* Begin Source excerpt *

Delighted with their growing audiences, the nozem recently began to extend their activities into one of Amsterdam's chief tourist attractions—the legalized red-light district, occupying a network of ijth century streets around Dam Square. While police fumed impotently. the nozem ranged up and down, heckling tourists on the prowl, making fun of the prostitutes, sometimes even smashing the big bay windows in which the girls display themselves. To avoid trouble, tourists began to stay away from the district; prostitution and pimping revenues fell accordingly.

* End Source excerpt *
* Begin Items *

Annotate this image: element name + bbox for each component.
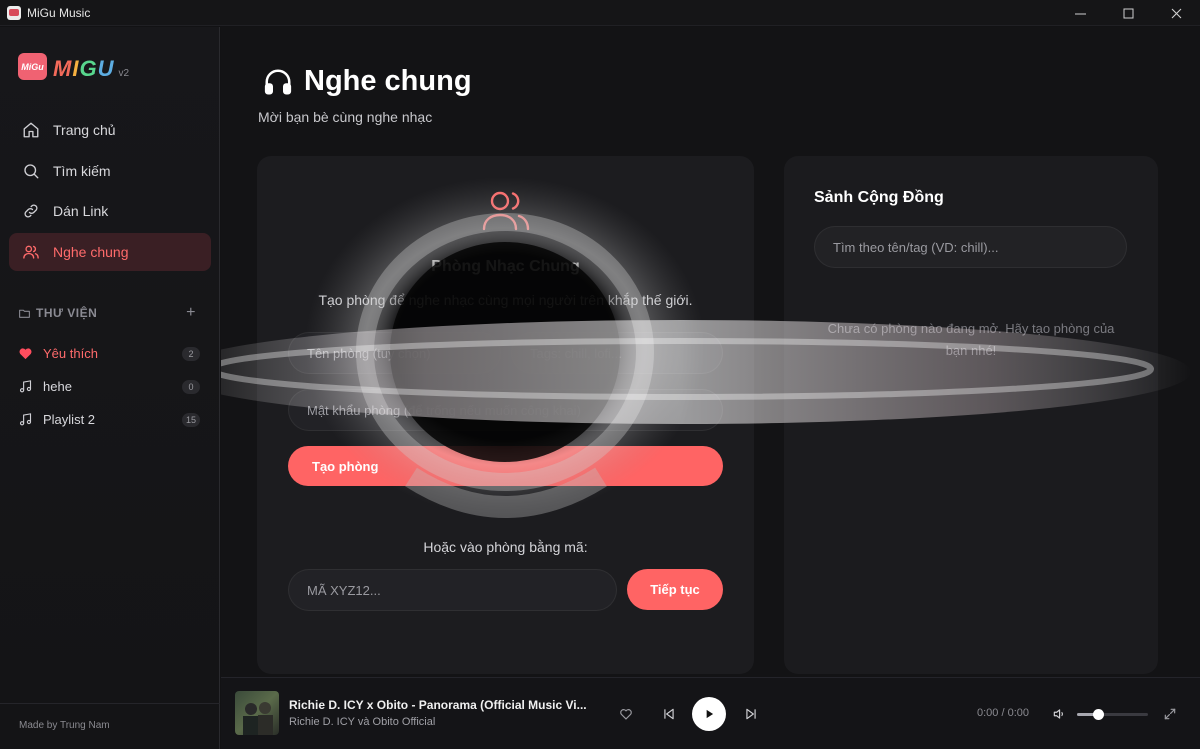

* End Items *
* Begin Items *

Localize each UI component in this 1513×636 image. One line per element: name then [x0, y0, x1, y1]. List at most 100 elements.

* End Items *

## Required task 1
In the passage about the nozem in Amsterdam, what did the nozem sometimes smash in the red-light district?
## Required task 2
Using the passage about the nozem in Amsterdam, explain why prostitution and pimping revenues in the red-light district fell.
## Required task 3
Carry on the passage about the nozem in Amsterdam, picking up after its final sentence.

## Response 1
The big bay windows in which the girls display themselves.

## Response 2
The nozem roamed the district heckling tourists, mocking the prostitutes and sometimes smashing the display windows. To avoid that trouble, tourists began staying away, so the district's prostitution and pimping revenues dropped.

## Response 3
Fortnight ago the Amsterdam underworld, outraged by declining dividends, took matters into its own hands, dispatched a flying squad of 50 musclemen, who set upon a gang of nozem out on a heckling foray and administered professional beatings all around. The same evening Amsterdam's police commissioner got a telephone call from the city's leading racketeer. Willem ("Fat Steak'') Wagenaar. Said Fat Steak: "If you can't keep order in our district, we'll take over. Keep your police at home; we'll fix the nozem." Bubbling with official indignation, the commissioner flatly rejected Fat Steak's offer. But last week idle Amsterdamers out for a spot of nozem watching found remarkably little to look at. Those nozem who did appear in Dam Square spent their evenings in subdued conversation—and in the red-light district there was not a nozem to be seen.

*From the Hebrew nezem, a ring in a hog's nose, and, by extension, a handsome fellow lacking brains, morals or character.